Element box annotations

##############################

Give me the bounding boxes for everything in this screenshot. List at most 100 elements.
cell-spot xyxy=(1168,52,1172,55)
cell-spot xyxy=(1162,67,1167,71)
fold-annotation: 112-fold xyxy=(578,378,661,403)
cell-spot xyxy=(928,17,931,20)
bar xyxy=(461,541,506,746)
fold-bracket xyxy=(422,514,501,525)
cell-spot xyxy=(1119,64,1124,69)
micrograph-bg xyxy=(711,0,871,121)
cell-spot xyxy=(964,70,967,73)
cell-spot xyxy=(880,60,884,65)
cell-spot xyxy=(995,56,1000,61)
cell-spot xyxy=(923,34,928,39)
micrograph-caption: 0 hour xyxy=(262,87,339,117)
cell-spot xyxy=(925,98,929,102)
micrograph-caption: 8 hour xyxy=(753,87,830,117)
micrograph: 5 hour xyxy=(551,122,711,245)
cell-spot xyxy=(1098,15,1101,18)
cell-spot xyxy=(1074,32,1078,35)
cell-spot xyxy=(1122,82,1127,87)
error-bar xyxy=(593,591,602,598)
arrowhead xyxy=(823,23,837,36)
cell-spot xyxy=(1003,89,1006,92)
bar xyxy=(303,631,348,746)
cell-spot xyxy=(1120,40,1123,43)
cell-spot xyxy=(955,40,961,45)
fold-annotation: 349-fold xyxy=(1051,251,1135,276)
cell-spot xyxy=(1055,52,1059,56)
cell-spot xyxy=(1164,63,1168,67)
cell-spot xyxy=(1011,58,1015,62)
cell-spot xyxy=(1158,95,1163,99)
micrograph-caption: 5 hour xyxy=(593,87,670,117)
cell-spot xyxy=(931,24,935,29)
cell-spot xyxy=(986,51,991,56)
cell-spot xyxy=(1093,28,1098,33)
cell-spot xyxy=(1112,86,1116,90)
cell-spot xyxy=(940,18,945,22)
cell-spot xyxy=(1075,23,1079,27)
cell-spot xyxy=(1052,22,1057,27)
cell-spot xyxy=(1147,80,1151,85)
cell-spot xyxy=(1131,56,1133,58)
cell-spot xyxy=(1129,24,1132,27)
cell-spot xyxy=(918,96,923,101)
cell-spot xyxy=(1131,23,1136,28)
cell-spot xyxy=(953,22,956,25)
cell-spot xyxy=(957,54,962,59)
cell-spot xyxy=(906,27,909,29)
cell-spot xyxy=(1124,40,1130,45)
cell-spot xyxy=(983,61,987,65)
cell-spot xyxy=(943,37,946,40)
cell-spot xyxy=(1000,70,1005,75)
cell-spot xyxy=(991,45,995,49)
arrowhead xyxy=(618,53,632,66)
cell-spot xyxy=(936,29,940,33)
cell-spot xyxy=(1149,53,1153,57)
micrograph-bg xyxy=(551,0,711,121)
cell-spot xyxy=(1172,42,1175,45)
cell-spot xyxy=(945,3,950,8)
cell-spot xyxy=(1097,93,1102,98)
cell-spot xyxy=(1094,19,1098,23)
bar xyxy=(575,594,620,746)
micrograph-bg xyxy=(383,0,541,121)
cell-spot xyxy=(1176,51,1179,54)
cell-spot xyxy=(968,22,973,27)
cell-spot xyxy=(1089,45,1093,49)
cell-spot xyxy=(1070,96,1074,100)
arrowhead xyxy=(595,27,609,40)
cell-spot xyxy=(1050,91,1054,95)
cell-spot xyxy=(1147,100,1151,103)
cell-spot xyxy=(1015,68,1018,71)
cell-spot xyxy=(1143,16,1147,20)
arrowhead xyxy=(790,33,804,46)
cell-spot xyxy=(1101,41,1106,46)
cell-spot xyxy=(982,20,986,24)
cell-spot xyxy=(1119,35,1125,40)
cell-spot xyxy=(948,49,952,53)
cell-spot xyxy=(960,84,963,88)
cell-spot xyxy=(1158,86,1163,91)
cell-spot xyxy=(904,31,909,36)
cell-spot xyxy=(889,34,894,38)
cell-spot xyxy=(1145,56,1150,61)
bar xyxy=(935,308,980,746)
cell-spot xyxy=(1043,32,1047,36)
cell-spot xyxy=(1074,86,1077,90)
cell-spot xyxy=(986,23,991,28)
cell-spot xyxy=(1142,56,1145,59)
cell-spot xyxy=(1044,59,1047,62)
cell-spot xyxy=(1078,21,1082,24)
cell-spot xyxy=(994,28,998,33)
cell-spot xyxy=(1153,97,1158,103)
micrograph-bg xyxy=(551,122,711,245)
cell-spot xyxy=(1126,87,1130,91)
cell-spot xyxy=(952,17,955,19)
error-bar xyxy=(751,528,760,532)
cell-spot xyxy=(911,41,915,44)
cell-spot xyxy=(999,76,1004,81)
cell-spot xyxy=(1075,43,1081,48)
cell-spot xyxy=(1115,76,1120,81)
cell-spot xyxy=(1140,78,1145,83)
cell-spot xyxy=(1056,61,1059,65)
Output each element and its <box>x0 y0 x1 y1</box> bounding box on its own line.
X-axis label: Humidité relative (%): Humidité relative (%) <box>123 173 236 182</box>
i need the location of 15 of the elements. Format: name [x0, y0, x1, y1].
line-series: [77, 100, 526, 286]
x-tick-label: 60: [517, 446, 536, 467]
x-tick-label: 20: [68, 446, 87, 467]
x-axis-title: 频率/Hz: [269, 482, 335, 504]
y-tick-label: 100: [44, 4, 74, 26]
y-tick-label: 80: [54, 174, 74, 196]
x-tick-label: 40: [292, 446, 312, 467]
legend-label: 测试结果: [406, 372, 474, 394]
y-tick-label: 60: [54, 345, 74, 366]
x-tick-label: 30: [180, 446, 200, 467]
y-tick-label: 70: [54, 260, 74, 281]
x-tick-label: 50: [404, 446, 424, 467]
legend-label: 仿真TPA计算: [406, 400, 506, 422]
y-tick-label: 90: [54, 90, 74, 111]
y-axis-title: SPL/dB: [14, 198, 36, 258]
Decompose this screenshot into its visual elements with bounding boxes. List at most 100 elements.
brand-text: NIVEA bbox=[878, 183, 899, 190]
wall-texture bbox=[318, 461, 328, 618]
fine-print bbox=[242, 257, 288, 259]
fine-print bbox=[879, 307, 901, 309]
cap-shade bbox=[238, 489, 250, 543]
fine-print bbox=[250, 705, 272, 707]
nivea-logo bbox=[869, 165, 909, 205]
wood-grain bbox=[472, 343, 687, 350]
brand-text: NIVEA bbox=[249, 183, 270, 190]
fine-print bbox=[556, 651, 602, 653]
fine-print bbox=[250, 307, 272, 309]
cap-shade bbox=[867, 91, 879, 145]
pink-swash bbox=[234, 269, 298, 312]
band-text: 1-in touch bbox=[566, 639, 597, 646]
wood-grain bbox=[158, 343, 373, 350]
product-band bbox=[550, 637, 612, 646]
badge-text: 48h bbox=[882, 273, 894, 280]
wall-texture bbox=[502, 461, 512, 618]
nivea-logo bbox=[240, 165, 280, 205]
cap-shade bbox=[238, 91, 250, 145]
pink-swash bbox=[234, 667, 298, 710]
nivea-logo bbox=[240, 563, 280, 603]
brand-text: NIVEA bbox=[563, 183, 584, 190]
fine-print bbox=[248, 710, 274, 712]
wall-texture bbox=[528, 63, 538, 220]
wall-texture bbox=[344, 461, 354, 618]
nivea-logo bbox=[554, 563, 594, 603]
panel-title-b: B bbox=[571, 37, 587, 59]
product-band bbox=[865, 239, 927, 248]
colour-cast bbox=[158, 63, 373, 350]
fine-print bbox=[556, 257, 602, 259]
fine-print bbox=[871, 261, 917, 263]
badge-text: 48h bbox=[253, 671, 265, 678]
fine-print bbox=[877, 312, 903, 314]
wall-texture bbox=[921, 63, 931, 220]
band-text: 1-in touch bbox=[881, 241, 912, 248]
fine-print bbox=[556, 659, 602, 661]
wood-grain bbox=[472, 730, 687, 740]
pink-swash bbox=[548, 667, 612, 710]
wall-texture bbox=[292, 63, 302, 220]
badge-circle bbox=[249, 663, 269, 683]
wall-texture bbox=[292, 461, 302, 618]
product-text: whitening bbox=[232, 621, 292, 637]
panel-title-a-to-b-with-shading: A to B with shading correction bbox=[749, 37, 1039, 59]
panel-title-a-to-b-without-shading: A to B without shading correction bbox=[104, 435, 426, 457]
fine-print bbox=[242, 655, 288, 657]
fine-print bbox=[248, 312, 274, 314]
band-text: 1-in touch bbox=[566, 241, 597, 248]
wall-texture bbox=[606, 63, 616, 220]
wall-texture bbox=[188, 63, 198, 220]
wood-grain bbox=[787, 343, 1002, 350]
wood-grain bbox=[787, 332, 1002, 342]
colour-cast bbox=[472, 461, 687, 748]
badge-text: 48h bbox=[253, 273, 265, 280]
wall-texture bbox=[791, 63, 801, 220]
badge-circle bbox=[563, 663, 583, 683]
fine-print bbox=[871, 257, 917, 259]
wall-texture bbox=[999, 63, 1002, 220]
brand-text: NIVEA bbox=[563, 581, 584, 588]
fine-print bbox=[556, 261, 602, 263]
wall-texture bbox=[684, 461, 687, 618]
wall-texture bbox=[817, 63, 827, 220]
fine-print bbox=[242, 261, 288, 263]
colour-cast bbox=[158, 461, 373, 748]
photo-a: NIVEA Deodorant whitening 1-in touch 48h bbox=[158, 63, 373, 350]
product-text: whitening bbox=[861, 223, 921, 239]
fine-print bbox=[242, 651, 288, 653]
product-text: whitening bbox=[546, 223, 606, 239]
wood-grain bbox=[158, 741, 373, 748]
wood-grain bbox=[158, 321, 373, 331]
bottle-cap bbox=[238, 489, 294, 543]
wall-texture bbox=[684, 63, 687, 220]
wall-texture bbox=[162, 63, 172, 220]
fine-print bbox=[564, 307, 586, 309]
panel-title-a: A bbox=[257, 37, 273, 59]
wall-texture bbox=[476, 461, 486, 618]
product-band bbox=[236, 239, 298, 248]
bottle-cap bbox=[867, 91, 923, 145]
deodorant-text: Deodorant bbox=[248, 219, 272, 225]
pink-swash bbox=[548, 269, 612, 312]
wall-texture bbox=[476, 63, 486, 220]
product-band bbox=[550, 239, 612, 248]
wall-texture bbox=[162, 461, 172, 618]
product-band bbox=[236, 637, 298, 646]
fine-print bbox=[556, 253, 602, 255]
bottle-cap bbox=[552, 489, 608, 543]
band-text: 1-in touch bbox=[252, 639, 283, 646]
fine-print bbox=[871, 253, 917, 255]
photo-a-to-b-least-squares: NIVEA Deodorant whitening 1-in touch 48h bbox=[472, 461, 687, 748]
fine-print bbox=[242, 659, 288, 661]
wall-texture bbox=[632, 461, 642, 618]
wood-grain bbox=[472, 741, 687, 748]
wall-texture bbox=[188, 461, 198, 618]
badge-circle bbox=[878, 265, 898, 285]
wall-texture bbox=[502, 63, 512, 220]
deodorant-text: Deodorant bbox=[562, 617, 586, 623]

##############################

Repeat the part of the material that runs from the start through the line containing "cell-spot xyxy=(1119,64,1124,69)", including both ends.

Give me the bounding boxes for everything in this screenshot. List at most 100 elements.
cell-spot xyxy=(1168,52,1172,55)
cell-spot xyxy=(1162,67,1167,71)
fold-annotation: 112-fold xyxy=(578,378,661,403)
cell-spot xyxy=(928,17,931,20)
bar xyxy=(461,541,506,746)
fold-bracket xyxy=(422,514,501,525)
cell-spot xyxy=(1119,64,1124,69)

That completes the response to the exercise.